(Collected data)
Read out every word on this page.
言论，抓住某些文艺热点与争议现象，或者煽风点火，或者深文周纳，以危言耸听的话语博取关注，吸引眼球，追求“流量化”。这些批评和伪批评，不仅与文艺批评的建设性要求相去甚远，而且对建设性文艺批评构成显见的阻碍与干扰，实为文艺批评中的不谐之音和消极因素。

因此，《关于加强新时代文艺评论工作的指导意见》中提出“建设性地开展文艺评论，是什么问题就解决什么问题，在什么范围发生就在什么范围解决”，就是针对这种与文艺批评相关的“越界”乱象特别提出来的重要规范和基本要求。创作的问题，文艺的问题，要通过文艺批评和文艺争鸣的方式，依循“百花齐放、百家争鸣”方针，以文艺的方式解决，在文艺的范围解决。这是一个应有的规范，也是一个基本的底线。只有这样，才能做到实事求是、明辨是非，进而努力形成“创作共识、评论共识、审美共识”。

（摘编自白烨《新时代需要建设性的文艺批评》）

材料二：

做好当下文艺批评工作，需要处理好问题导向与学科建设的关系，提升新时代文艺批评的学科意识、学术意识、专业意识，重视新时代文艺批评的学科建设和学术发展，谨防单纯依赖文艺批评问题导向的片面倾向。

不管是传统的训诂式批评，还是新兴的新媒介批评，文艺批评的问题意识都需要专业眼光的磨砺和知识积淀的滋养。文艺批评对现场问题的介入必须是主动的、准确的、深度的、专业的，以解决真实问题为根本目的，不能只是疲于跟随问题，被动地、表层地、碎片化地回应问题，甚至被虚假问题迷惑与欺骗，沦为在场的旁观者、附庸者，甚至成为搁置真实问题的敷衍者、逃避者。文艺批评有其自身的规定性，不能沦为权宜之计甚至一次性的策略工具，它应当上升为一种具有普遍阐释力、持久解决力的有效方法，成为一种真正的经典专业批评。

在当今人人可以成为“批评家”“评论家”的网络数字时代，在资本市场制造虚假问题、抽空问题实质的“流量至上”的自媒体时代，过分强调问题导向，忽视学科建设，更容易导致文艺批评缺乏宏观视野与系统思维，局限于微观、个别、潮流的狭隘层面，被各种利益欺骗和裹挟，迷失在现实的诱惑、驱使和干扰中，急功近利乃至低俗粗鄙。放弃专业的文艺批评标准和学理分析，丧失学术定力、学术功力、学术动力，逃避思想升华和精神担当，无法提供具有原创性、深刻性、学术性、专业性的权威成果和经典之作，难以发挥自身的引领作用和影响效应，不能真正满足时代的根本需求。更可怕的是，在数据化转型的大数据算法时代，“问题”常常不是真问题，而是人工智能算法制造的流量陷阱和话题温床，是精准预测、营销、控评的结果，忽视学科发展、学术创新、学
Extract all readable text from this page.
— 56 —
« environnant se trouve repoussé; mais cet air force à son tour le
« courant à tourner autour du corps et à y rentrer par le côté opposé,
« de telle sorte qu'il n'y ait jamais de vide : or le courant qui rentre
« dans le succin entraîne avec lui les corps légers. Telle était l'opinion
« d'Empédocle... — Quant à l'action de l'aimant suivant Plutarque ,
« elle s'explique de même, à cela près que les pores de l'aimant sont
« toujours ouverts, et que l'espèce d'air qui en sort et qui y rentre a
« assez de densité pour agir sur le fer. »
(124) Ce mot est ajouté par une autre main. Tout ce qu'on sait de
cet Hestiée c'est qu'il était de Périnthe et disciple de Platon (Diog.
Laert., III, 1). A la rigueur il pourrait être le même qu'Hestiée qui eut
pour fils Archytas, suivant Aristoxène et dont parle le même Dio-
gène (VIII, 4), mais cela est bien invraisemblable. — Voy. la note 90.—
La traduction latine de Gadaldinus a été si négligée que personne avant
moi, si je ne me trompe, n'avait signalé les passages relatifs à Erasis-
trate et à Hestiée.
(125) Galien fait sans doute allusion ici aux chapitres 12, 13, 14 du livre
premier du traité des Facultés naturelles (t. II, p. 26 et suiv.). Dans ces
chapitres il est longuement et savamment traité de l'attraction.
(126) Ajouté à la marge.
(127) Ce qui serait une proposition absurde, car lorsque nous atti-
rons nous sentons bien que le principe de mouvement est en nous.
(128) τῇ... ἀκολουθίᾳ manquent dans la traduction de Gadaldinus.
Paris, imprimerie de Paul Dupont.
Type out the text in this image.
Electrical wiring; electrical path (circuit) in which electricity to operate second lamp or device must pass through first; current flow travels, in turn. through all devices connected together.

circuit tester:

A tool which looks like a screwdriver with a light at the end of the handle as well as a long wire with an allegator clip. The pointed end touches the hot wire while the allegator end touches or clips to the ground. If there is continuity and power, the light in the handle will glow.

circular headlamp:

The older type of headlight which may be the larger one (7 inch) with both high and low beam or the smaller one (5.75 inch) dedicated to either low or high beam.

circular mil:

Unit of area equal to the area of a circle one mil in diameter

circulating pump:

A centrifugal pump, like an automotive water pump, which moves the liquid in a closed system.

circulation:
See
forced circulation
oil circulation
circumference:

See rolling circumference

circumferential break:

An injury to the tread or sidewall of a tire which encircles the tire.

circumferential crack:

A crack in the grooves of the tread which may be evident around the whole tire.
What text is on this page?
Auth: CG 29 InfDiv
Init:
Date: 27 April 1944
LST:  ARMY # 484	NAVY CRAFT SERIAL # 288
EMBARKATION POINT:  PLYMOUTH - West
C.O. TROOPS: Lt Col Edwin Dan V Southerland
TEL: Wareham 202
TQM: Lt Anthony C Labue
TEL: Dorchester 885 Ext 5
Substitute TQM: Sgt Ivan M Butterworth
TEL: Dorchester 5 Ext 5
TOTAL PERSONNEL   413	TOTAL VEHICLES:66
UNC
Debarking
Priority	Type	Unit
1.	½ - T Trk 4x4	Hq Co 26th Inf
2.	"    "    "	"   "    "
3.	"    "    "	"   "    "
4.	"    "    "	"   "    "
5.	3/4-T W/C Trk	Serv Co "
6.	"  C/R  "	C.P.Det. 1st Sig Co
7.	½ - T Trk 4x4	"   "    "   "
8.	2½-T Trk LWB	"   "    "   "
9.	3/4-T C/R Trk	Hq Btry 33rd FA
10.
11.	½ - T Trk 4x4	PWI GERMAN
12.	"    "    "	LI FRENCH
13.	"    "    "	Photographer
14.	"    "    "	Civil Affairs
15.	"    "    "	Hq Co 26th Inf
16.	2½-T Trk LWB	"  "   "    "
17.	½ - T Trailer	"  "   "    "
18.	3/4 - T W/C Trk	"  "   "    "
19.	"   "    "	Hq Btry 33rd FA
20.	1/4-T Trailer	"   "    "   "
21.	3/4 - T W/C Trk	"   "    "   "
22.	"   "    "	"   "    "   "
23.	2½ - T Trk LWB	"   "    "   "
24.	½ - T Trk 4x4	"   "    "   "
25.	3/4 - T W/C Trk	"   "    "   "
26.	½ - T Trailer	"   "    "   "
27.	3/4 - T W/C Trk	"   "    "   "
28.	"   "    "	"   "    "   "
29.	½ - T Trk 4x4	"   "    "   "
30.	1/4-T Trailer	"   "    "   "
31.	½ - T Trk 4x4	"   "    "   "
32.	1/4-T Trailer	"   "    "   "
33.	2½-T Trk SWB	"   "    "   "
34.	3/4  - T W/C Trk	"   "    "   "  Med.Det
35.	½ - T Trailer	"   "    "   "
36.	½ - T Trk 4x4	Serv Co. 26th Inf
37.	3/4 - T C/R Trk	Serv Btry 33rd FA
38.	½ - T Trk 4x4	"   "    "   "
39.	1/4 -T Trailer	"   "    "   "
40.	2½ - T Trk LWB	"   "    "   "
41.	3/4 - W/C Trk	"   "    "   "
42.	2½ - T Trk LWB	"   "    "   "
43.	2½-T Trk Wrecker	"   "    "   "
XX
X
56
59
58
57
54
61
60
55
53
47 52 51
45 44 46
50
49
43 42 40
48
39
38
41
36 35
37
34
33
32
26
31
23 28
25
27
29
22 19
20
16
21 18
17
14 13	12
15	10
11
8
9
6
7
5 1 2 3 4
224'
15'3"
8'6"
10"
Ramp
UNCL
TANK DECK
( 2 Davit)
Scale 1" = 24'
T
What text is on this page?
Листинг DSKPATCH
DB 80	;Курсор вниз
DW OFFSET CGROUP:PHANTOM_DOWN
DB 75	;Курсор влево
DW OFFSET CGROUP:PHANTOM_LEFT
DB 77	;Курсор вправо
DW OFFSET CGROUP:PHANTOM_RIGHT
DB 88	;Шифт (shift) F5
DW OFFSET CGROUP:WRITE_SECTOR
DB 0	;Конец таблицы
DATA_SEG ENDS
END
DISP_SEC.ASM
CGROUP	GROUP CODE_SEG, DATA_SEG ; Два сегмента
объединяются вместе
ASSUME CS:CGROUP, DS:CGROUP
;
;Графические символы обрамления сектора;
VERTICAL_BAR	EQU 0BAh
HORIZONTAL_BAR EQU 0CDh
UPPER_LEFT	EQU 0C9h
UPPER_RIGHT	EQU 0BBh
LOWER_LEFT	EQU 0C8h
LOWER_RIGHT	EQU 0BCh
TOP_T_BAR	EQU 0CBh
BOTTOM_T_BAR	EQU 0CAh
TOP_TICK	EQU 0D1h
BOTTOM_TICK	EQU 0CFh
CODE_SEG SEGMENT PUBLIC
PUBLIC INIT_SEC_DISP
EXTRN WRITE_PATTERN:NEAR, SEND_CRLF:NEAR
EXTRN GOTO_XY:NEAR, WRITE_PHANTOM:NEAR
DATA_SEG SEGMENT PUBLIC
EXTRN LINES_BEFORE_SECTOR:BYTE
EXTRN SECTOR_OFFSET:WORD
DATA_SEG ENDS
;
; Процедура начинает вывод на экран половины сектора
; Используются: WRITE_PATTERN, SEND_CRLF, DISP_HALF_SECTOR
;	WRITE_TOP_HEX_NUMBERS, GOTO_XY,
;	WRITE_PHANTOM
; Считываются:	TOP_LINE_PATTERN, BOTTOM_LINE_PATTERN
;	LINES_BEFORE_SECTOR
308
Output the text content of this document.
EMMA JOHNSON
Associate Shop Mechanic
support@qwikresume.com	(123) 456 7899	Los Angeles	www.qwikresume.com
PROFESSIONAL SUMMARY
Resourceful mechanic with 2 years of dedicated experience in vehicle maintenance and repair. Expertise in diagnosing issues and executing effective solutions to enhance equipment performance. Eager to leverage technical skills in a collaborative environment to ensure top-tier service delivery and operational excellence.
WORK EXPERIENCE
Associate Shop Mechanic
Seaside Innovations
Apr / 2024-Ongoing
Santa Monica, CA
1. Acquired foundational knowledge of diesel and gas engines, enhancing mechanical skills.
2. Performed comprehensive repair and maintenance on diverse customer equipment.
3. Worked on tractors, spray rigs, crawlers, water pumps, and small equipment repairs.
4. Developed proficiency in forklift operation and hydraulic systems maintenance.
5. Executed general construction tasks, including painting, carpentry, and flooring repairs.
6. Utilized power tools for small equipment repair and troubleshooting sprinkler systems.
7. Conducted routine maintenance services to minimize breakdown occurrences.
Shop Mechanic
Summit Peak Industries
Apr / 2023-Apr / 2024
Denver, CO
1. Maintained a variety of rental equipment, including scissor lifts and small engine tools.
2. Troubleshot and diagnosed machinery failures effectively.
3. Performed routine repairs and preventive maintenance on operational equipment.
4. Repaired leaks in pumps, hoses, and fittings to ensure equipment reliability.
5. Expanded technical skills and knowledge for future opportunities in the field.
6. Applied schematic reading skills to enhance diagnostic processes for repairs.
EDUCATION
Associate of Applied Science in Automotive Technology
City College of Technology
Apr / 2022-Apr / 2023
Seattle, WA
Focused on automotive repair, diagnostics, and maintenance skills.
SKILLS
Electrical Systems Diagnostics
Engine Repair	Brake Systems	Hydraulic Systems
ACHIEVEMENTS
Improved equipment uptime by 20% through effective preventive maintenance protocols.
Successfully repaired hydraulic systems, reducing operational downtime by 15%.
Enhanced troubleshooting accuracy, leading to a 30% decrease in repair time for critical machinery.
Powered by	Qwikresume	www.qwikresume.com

Written exercise: What is the number of lines above that contain "circumference"? Answer with that number only.

Solution to this exercise: 2